▸ **Exercise prompt**: Format the lines of each of the stored entries as a JSON list of strings, one string per line, and leave out blank lines. Keep the pictures out of your answer.

Stored entries:
>> Start

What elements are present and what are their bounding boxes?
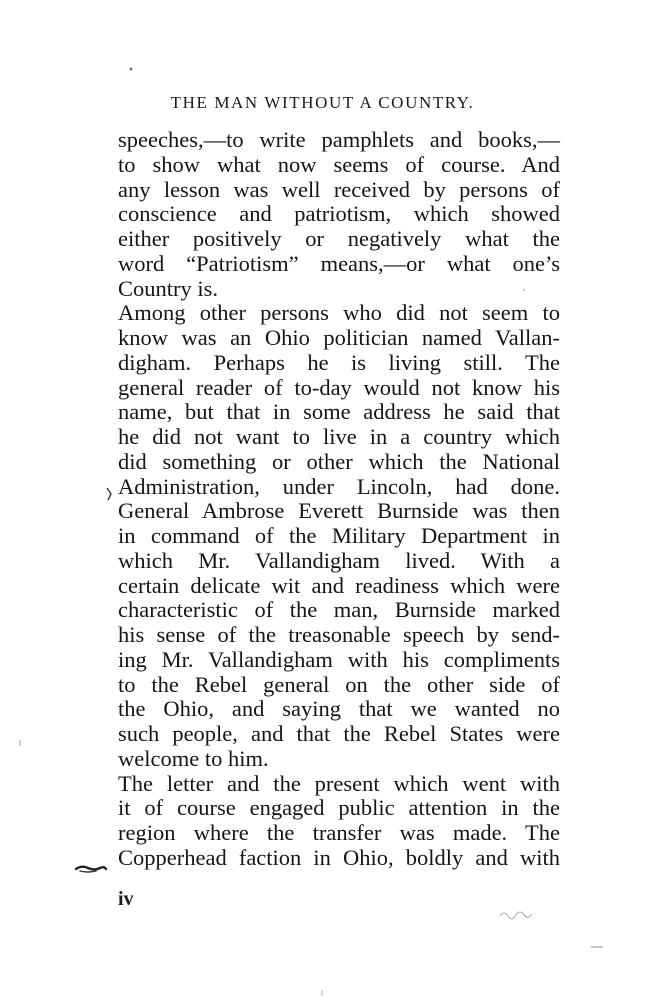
text-line: name, but that in some address he said that bbox=[118, 399, 560, 425]
text-line: digham. Perhaps he is living still. The bbox=[118, 349, 560, 375]
text-line: welcome to him. bbox=[118, 745, 269, 771]
running-head: THE MAN WITHOUT A COUNTRY. bbox=[170, 93, 475, 112]
text-line: did something or other which the National bbox=[118, 448, 560, 474]
text-line: ing Mr. Vallandigham with his compliments bbox=[118, 646, 560, 672]
text-line: either positively or negatively what the bbox=[118, 226, 560, 251]
text-line: he did not want to live in a country which bbox=[118, 424, 560, 449]
text-line: his sense of the treasonable speech by send- bbox=[118, 622, 560, 647]
text-line: General Ambrose Everett Burnside was then bbox=[118, 498, 560, 524]
text-line: know was an Ohio politician named Vallan- bbox=[118, 325, 560, 350]
bottom-speck-mark bbox=[320, 990, 324, 996]
text-line: general reader of to-day would not know his bbox=[118, 374, 560, 400]
text-line: speeches,—to write pamphlets and books,— bbox=[118, 127, 560, 152]
text-line: certain delicate wit and readiness which were bbox=[118, 572, 560, 598]
text-line: to show what now seems of course. And bbox=[118, 151, 560, 177]
top-dot-mark bbox=[128, 66, 134, 72]
text-line: characteristic of the man, Burnside marked bbox=[118, 597, 560, 623]
text-line: region where the transfer was made. The bbox=[118, 820, 560, 845]
left-speck-mark bbox=[18, 740, 22, 746]
ink-smudge-mark bbox=[74, 862, 108, 876]
paragraph bbox=[118, 772, 560, 871]
scribble-mark bbox=[498, 906, 534, 924]
text-line: any lesson was well received by persons of bbox=[118, 176, 560, 202]
paragraph bbox=[118, 128, 560, 301]
text-line: Administration, under Lincoln, had done. bbox=[118, 473, 560, 499]
body-text bbox=[118, 128, 560, 871]
text-line: which Mr. Vallandigham lived. With a bbox=[118, 547, 560, 573]
text-line: Country is. bbox=[118, 275, 219, 301]
text-line: Copperhead faction in Ohio, boldly and with bbox=[118, 844, 560, 870]
text-line: word “Patriotism” means,—or what one’s bbox=[118, 250, 560, 276]
margin-tick-mark bbox=[104, 486, 116, 502]
text-line: the Ohio, and saying that we wanted no bbox=[118, 696, 560, 722]
text-line: conscience and patriotism, which showed bbox=[118, 201, 560, 227]
paragraph bbox=[118, 301, 560, 771]
text-line: such people, and that the Rebel States were bbox=[118, 721, 560, 746]
text-line: Among other persons who did not seem to bbox=[118, 300, 560, 326]
text-line: The letter and the present which went with bbox=[118, 770, 560, 796]
text-line: to the Rebel general on the other side of bbox=[118, 671, 560, 697]
text-line: in command of the Military Department in bbox=[118, 523, 560, 548]
edge-tick-mark bbox=[590, 944, 604, 950]
text-line: it of course engaged public attention in the bbox=[118, 795, 560, 821]
page-number: iv bbox=[118, 888, 134, 910]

>> End

▸ **Full answer**:
[
  "What elements are present and what are their bounding boxes?",
  "text-line: name, but that in some address he said that bbox=[118, 399, 560, 425]",
  "text-line: digham. Perhaps he is living still. The bbox=[118, 349, 560, 375]",
  "text-line: welcome to him. bbox=[118, 745, 269, 771]",
  "running-head: THE MAN WITHOUT A COUNTRY. bbox=[170, 93, 475, 112]",
  "text-line: did something or other which the National bbox=[118, 448, 560, 474]",
  "text-line: ing Mr. Vallandigham with his compliments bbox=[118, 646, 560, 672]",
  "text-line: either positively or negatively what the bbox=[118, 226, 560, 251]",
  "text-line: he did not want to live in a country which bbox=[118, 424, 560, 449]",
  "text-line: his sense of the treasonable speech by send- bbox=[118, 622, 560, 647]",
  "text-line: General Ambrose Everett Burnside was then bbox=[118, 498, 560, 524]",
  "text-line: know was an Ohio politician named Vallan- bbox=[118, 325, 560, 350]",
  "bottom-speck-mark bbox=[320, 990, 324, 996]",
  "text-line: general reader of to-day would not know his bbox=[118, 374, 560, 400]",
  "text-line: speeches,—to write pamphlets and books,— bbox=[118, 127, 560, 152]",
  "text-line: certain delicate wit and readiness which were bbox=[118, 572, 560, 598]",
  "text-line: to show what now seems of course. And bbox=[118, 151, 560, 177]",
  "top-dot-mark bbox=[128, 66, 134, 72]",
  "text-line: characteristic of the man, Burnside marked bbox=[118, 597, 560, 623]",
  "text-line: region where the transfer was made. The bbox=[118, 820, 560, 845]",
  "left-speck-mark bbox=[18, 740, 22, 746]",
  "ink-smudge-mark bbox=[74, 862, 108, 876]",
  "paragraph bbox=[118, 772, 560, 871]",
  "scribble-mark bbox=[498, 906, 534, 924]",
  "text-line: any lesson was well received by persons of bbox=[118, 176, 560, 202]",
  "paragraph bbox=[118, 128, 560, 301]",
  "text-line: Administration, under Lincoln, had done. bbox=[118, 473, 560, 499]",
  "body-text bbox=[118, 128, 560, 871]",
  "text-line: which Mr. Vallandigham lived. With a bbox=[118, 547, 560, 573]",
  "text-line: Country is. bbox=[118, 275, 219, 301]",
  "text-line: Copperhead faction in Ohio, boldly and with bbox=[118, 844, 560, 870]",
  "text-line: word “Patriotism” means,—or what one’s bbox=[118, 250, 560, 276]",
  "margin-tick-mark bbox=[104, 486, 116, 502]",
  "text-line: the Ohio, and saying that we wanted no bbox=[118, 696, 560, 722]",
  "text-line: conscience and patriotism, which showed bbox=[118, 201, 560, 227]",
  "paragraph bbox=[118, 301, 560, 771]",
  "text-line: such people, and that the Rebel States were bbox=[118, 721, 560, 746]",
  "text-line: Among other persons who did not seem to bbox=[118, 300, 560, 326]",
  "text-line: The letter and the present which went with bbox=[118, 770, 560, 796]",
  "text-line: to the Rebel general on the other side of bbox=[118, 671, 560, 697]",
  "text-line: in command of the Military Department in bbox=[118, 523, 560, 548]",
  "edge-tick-mark bbox=[590, 944, 604, 950]",
  "text-line: it of course engaged public attention in the bbox=[118, 795, 560, 821]",
  "page-number: iv bbox=[118, 888, 134, 910]"
]